[Collected data]

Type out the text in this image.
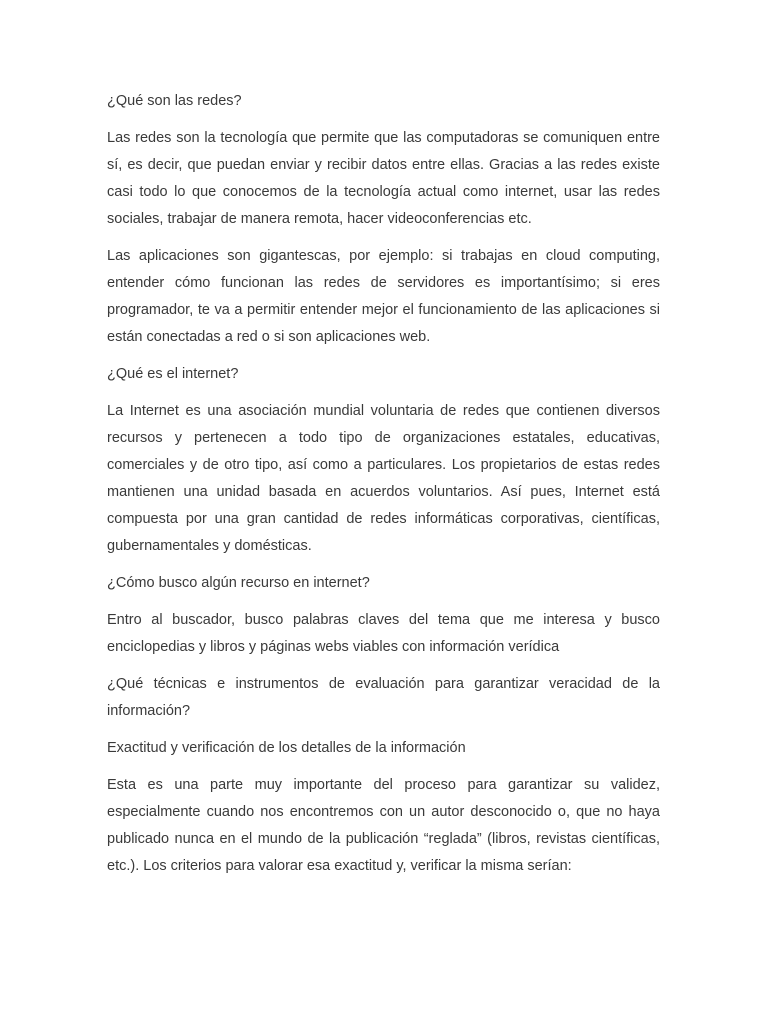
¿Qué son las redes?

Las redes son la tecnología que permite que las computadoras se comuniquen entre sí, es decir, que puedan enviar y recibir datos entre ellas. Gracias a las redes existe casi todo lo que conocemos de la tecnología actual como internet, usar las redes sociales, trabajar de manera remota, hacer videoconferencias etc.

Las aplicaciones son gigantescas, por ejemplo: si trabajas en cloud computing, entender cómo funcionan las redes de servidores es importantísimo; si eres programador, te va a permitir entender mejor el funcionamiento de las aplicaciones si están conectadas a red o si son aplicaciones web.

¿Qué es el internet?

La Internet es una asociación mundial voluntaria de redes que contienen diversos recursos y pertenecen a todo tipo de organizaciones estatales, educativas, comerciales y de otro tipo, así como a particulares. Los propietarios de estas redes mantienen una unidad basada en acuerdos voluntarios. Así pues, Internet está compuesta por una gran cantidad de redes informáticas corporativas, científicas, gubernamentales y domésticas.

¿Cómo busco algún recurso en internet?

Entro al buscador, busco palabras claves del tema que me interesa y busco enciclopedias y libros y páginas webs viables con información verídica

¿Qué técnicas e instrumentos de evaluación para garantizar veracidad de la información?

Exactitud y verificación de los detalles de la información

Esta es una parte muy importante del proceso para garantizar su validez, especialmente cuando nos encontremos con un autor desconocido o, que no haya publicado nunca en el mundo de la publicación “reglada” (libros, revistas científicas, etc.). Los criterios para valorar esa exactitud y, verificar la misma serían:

...

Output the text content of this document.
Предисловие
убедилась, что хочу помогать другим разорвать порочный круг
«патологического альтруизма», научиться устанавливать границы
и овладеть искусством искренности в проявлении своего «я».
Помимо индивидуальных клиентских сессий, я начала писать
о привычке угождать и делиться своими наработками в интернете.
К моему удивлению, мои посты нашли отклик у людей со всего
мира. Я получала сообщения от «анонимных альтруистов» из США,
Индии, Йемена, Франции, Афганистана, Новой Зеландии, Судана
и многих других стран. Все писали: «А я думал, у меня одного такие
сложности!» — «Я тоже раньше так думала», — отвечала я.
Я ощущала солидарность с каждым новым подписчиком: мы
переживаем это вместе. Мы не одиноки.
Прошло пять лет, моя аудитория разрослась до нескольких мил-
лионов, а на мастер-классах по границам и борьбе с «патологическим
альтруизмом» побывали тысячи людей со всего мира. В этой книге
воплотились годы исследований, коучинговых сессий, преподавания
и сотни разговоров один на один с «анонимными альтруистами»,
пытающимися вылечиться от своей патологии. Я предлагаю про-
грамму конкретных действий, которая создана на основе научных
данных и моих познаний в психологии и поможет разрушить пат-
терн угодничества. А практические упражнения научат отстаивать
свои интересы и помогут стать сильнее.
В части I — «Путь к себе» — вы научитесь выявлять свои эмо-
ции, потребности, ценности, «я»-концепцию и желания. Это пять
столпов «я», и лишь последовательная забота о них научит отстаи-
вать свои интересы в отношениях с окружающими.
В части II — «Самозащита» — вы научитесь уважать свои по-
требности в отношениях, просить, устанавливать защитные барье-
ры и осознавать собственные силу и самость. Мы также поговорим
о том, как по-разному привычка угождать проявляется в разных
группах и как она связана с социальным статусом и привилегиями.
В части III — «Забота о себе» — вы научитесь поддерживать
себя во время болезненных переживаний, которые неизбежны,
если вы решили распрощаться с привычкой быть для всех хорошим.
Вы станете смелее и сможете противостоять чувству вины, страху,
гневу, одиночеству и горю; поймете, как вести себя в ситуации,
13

(TO DO):
Count the lines of the material that include the word "busco", then report only the total.

(SOLUTION BELOW):
2